== INPUT

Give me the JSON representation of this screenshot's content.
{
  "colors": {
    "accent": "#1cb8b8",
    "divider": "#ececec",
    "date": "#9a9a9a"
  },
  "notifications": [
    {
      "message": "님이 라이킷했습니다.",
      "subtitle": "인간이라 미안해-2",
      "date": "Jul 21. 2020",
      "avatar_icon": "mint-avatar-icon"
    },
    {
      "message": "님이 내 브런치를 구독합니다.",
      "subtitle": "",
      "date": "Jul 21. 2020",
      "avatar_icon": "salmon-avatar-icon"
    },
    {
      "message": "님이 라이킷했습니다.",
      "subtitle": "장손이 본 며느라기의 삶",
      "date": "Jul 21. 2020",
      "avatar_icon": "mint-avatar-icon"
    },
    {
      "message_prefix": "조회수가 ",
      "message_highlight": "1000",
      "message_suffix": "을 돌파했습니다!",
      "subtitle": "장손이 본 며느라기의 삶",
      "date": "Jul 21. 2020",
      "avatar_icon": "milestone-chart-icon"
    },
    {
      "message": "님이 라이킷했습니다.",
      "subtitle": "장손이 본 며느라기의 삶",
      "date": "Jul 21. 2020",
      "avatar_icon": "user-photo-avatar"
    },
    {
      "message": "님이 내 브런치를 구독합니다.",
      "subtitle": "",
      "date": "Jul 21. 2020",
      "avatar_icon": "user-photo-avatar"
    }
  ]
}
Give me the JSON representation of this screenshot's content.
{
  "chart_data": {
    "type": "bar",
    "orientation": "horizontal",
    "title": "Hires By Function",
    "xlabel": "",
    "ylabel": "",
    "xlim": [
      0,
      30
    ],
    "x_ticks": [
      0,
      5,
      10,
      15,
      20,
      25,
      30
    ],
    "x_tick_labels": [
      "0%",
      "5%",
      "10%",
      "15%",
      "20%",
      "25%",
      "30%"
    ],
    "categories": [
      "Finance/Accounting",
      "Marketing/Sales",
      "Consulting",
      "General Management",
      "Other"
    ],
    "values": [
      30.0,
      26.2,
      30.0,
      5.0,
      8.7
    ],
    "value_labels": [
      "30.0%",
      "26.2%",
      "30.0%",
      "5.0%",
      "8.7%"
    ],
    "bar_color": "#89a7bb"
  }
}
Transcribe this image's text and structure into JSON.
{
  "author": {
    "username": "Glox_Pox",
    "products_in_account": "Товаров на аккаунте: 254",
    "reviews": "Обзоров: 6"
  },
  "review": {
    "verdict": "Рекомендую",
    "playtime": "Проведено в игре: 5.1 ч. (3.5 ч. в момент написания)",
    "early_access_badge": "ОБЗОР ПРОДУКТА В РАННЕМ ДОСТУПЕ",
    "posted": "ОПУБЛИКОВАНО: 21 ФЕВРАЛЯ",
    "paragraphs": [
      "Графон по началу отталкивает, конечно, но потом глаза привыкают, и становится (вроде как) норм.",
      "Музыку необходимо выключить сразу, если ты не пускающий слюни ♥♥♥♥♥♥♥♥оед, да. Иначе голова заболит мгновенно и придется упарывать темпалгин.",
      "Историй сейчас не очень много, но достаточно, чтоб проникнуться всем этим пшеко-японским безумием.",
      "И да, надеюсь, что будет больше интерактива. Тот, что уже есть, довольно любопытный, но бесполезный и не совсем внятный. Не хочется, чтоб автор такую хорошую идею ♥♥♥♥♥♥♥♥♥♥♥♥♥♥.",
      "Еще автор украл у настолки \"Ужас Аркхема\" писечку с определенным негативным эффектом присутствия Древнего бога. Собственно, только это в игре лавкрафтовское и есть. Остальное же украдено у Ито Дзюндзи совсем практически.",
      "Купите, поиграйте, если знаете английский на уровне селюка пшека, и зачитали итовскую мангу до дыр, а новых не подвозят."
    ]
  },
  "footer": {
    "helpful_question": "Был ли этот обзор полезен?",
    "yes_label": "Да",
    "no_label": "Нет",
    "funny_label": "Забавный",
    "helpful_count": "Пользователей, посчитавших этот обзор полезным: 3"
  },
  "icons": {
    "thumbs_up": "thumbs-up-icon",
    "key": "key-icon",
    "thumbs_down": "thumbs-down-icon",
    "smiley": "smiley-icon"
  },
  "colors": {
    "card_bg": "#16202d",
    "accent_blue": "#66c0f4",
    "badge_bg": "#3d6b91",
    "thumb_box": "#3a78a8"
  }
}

====

GOAL:
Transcribe every line of the data, exactly as it stands.

ANSWER IN FULL:
Give me the JSON representation of this screenshot's content.
{
  "colors": {
    "accent": "#1cb8b8",
    "divider": "#ececec",
    "date": "#9a9a9a"
  },
  "notifications": [
    {
      "message": "님이 라이킷했습니다.",
      "subtitle": "인간이라 미안해-2",
      "date": "Jul 21. 2020",
      "avatar_icon": "mint-avatar-icon"
    },
    {
      "message": "님이 내 브런치를 구독합니다.",
      "subtitle": "",
      "date": "Jul 21. 2020",
      "avatar_icon": "salmon-avatar-icon"
    },
    {
      "message": "님이 라이킷했습니다.",
      "subtitle": "장손이 본 며느라기의 삶",
      "date": "Jul 21. 2020",
      "avatar_icon": "mint-avatar-icon"
    },
    {
      "message_prefix": "조회수가 ",
      "message_highlight": "1000",
      "message_suffix": "을 돌파했습니다!",
      "subtitle": "장손이 본 며느라기의 삶",
      "date": "Jul 21. 2020",
      "avatar_icon": "milestone-chart-icon"
    },
    {
      "message": "님이 라이킷했습니다.",
      "subtitle": "장손이 본 며느라기의 삶",
      "date": "Jul 21. 2020",
      "avatar_icon": "user-photo-avatar"
    },
    {
      "message": "님이 내 브런치를 구독합니다.",
      "subtitle": "",
      "date": "Jul 21. 2020",
      "avatar_icon": "user-photo-avatar"
    }
  ]
}
Give me the JSON representation of this screenshot's content.
{
  "chart_data": {
    "type": "bar",
    "orientation": "horizontal",
    "title": "Hires By Function",
    "xlabel": "",
    "ylabel": "",
    "xlim": [
      0,
      30
    ],
    "x_ticks": [
      0,
      5,
      10,
      15,
      20,
      25,
      30
    ],
    "x_tick_labels": [
      "0%",
      "5%",
      "10%",
      "15%",
      "20%",
      "25%",
      "30%"
    ],
    "categories": [
      "Finance/Accounting",
      "Marketing/Sales",
      "Consulting",
      "General Management",
      "Other"
    ],
    "values": [
      30.0,
      26.2,
      30.0,
      5.0,
      8.7
    ],
    "value_labels": [
      "30.0%",
      "26.2%",
      "30.0%",
      "5.0%",
      "8.7%"
    ],
    "bar_color": "#89a7bb"
  }
}
Transcribe this image's text and structure into JSON.
{
  "author": {
    "username": "Glox_Pox",
    "products_in_account": "Товаров на аккаунте: 254",
    "reviews": "Обзоров: 6"
  },
  "review": {
    "verdict": "Рекомендую",
    "playtime": "Проведено в игре: 5.1 ч. (3.5 ч. в момент написания)",
    "early_access_badge": "ОБЗОР ПРОДУКТА В РАННЕМ ДОСТУПЕ",
    "posted": "ОПУБЛИКОВАНО: 21 ФЕВРАЛЯ",
    "paragraphs": [
      "Графон по началу отталкивает, конечно, но потом глаза привыкают, и становится (вроде как) норм.",
      "Музыку необходимо выключить сразу, если ты не пускающий слюни ♥♥♥♥♥♥♥♥оед, да. Иначе голова заболит мгновенно и придется упарывать темпалгин.",
      "Историй сейчас не очень много, но достаточно, чтоб проникнуться всем этим пшеко-японским безумием.",
      "И да, надеюсь, что будет больше интерактива. Тот, что уже есть, довольно любопытный, но бесполезный и не совсем внятный. Не хочется, чтоб автор такую хорошую идею ♥♥♥♥♥♥♥♥♥♥♥♥♥♥.",
      "Еще автор украл у настолки \"Ужас Аркхема\" писечку с определенным негативным эффектом присутствия Древнего бога. Собственно, только это в игре лавкрафтовское и есть. Остальное же украдено у Ито Дзюндзи совсем практически.",
      "Купите, поиграйте, если знаете английский на уровне селюка пшека, и зачитали итовскую мангу до дыр, а новых не подвозят."
    ]
  },
  "footer": {
    "helpful_question": "Был ли этот обзор полезен?",
    "yes_label": "Да",
    "no_label": "Нет",
    "funny_label": "Забавный",
    "helpful_count": "Пользователей, посчитавших этот обзор полезным: 3"
  },
  "icons": {
    "thumbs_up": "thumbs-up-icon",
    "key": "key-icon",
    "thumbs_down": "thumbs-down-icon",
    "smiley": "smiley-icon"
  },
  "colors": {
    "card_bg": "#16202d",
    "accent_blue": "#66c0f4",
    "badge_bg": "#3d6b91",
    "thumb_box": "#3a78a8"
  }
}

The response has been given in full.